**Directions for this task:** Reproduce verbatim everything from the start of the records down to and including the line containing "- fraction-value: [894, 827, 925, 884]".

**Records supplied:**
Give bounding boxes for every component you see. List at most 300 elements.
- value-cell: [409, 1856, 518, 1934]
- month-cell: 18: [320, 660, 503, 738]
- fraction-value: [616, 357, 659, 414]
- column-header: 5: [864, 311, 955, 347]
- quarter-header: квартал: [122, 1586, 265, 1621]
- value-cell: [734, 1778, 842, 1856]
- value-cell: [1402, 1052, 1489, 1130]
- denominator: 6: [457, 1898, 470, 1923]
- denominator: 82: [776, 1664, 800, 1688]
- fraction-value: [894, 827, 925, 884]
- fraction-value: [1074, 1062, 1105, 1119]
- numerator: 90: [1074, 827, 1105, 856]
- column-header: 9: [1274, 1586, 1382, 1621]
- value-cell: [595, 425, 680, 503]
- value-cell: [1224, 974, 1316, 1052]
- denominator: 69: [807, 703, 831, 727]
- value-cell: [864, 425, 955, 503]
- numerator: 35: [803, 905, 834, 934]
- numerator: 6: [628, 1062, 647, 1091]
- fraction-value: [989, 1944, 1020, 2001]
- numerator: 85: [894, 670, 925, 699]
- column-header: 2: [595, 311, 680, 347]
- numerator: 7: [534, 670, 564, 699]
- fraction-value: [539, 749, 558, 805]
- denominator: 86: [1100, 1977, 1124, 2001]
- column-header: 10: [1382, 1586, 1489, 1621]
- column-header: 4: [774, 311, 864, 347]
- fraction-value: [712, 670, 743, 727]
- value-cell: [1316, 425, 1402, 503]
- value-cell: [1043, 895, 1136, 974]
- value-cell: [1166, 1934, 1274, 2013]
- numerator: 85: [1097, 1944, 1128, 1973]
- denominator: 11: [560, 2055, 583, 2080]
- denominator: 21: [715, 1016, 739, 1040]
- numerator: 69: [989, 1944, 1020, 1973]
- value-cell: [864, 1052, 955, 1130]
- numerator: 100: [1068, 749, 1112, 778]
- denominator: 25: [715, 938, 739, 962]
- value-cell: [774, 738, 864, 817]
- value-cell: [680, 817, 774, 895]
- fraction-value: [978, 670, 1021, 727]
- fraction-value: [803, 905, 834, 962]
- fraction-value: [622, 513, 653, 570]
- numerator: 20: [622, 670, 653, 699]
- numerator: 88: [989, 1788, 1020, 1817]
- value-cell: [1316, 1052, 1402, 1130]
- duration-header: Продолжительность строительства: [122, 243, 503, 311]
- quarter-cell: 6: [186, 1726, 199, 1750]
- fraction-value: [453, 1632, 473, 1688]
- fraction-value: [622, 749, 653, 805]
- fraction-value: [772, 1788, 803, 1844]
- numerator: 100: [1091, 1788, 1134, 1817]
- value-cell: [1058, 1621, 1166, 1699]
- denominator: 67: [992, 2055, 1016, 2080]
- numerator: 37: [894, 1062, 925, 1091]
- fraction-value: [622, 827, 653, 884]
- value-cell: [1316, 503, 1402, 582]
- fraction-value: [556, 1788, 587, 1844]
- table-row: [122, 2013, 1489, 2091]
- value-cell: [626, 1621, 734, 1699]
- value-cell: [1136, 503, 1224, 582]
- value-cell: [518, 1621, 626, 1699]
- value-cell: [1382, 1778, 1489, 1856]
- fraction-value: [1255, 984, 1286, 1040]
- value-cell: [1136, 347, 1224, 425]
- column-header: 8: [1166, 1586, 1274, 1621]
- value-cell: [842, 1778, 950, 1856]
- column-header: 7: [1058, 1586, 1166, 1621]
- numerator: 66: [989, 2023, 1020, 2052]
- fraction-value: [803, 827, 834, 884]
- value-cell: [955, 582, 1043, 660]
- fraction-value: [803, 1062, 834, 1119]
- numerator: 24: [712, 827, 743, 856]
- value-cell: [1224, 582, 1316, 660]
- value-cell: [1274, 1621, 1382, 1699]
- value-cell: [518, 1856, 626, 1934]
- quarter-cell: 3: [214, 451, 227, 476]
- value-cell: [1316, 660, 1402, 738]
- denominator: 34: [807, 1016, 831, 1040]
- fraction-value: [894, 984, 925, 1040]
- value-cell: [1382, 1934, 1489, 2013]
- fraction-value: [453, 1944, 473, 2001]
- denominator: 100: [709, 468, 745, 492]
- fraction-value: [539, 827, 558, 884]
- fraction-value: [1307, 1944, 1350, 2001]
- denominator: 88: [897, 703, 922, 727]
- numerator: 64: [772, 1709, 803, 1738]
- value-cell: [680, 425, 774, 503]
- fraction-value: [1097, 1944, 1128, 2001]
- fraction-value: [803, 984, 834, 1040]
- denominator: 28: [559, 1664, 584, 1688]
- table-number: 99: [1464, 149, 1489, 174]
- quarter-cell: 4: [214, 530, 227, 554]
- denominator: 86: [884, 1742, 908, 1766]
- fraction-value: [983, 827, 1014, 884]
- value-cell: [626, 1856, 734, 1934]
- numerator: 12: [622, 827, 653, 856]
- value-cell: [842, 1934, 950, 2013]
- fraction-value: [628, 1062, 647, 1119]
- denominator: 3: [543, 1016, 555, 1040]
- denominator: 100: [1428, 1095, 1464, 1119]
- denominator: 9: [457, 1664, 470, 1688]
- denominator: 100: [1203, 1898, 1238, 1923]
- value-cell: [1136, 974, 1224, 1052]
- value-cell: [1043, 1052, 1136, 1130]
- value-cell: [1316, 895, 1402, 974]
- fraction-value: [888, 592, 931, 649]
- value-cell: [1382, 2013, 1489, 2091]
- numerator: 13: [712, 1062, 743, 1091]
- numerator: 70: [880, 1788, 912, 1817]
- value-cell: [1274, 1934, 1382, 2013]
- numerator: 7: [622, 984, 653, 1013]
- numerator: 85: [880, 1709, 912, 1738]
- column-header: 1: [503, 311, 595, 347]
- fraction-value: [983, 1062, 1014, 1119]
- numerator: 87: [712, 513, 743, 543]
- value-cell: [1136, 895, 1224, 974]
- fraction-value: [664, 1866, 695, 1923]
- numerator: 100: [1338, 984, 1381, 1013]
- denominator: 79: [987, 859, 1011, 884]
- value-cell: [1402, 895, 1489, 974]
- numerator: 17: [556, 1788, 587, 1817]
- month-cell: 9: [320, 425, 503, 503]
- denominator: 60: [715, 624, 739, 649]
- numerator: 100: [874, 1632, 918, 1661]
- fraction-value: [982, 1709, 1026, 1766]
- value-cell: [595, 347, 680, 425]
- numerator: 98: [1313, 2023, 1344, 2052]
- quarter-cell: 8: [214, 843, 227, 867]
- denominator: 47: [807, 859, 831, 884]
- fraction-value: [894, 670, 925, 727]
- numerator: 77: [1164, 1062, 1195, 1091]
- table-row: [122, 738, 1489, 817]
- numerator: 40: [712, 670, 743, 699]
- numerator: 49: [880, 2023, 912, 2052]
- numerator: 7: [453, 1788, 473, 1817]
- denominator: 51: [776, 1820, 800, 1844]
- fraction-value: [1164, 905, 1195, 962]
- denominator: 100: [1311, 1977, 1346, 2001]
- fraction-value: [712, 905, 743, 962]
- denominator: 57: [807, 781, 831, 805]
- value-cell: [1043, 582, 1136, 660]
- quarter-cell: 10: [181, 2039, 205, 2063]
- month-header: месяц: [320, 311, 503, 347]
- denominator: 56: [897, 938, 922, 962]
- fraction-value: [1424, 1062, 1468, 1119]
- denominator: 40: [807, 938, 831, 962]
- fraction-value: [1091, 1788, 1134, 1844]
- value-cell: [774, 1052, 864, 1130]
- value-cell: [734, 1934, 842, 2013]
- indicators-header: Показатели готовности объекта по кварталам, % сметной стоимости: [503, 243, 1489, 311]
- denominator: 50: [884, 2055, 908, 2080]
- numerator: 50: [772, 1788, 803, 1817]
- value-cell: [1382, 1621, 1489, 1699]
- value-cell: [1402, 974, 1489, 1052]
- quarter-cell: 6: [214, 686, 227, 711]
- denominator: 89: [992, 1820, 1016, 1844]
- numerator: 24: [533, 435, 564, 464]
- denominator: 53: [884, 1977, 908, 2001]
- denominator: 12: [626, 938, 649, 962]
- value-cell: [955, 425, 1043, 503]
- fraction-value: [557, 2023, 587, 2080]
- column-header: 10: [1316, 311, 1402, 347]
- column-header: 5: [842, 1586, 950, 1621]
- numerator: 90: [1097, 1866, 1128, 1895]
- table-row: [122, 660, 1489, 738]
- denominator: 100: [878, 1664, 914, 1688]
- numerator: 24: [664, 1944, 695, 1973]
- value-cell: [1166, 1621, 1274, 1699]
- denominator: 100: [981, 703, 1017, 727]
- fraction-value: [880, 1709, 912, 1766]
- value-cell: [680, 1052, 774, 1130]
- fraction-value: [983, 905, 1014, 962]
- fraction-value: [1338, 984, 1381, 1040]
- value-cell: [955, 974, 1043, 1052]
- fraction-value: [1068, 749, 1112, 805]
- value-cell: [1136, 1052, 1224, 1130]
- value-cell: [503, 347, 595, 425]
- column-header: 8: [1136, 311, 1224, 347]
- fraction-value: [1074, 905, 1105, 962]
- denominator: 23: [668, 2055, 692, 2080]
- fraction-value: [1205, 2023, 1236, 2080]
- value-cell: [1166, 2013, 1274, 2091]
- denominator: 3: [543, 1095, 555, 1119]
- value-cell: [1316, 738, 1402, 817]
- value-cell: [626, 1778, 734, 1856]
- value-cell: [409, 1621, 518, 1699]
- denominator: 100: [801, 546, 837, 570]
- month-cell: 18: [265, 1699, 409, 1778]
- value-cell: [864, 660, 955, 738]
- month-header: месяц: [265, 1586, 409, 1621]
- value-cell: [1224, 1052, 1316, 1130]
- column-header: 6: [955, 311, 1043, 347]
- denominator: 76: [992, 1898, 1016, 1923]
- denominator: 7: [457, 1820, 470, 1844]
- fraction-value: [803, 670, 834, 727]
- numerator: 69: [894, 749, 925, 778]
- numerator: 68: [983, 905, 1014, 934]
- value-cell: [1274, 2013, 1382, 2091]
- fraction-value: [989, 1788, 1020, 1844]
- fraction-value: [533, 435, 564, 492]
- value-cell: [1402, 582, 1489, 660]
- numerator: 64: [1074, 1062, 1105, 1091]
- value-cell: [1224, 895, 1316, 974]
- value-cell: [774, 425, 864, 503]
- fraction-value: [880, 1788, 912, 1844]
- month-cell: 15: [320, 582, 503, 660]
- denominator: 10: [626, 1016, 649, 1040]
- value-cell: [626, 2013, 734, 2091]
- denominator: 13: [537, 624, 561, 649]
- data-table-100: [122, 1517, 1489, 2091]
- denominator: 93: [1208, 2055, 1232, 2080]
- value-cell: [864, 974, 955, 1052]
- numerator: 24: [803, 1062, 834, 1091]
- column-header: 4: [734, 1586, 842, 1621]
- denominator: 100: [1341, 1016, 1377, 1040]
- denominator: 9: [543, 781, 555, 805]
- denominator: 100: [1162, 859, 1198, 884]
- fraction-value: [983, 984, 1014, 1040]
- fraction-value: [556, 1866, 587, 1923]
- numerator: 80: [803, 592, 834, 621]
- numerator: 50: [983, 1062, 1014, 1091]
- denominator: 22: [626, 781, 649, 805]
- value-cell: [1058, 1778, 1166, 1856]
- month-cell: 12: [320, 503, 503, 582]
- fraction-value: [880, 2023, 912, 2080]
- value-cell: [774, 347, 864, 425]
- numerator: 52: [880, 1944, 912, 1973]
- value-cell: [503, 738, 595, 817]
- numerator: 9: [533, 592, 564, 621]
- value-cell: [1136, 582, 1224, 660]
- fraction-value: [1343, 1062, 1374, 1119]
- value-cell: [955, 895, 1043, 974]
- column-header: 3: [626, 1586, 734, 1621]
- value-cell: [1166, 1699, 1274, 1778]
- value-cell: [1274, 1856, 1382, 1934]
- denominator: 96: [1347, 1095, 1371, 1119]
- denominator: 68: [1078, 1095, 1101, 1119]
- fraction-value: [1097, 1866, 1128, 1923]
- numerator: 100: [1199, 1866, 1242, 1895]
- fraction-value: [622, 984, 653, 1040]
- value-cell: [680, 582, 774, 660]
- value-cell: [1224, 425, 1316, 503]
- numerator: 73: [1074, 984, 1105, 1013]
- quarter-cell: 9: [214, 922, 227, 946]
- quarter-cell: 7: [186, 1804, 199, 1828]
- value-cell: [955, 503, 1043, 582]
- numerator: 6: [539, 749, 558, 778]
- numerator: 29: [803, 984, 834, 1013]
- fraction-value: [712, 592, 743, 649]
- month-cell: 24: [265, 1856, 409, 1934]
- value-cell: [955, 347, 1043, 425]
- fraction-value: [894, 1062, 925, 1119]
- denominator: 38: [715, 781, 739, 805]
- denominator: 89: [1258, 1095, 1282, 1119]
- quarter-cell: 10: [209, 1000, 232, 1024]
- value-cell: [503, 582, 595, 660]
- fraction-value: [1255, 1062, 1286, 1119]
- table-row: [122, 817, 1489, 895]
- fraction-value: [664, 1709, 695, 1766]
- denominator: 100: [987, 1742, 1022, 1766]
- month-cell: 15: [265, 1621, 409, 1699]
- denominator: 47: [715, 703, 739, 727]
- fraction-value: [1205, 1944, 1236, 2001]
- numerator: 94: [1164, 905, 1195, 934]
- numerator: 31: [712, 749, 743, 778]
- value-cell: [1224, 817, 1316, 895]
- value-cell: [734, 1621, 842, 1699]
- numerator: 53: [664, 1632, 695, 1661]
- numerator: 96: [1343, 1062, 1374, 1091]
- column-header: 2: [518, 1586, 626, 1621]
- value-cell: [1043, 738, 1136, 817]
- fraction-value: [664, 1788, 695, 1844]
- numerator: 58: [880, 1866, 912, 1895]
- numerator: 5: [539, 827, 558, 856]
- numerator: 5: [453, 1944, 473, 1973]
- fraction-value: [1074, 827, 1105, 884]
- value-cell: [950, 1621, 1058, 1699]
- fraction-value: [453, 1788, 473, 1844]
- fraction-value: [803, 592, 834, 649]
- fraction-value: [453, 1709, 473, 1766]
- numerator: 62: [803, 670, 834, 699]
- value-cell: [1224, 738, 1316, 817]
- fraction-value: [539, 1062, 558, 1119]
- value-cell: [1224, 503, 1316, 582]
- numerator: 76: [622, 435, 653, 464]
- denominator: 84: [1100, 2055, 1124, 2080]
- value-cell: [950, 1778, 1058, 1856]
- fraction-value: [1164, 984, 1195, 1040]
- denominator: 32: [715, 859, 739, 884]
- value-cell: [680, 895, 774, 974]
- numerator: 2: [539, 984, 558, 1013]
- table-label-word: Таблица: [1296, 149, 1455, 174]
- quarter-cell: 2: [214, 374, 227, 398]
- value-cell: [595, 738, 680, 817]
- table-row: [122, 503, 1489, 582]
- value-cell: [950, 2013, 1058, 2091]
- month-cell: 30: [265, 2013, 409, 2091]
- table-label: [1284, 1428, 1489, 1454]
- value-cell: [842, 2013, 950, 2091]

**Solution for this task:**
Give bounding boxes for every component you see. List at most 300 elements.
- value-cell: [409, 1856, 518, 1934]
- month-cell: 18: [320, 660, 503, 738]
- fraction-value: [616, 357, 659, 414]
- column-header: 5: [864, 311, 955, 347]
- quarter-header: квартал: [122, 1586, 265, 1621]
- value-cell: [734, 1778, 842, 1856]
- value-cell: [1402, 1052, 1489, 1130]
- denominator: 6: [457, 1898, 470, 1923]
- denominator: 82: [776, 1664, 800, 1688]
- fraction-value: [894, 827, 925, 884]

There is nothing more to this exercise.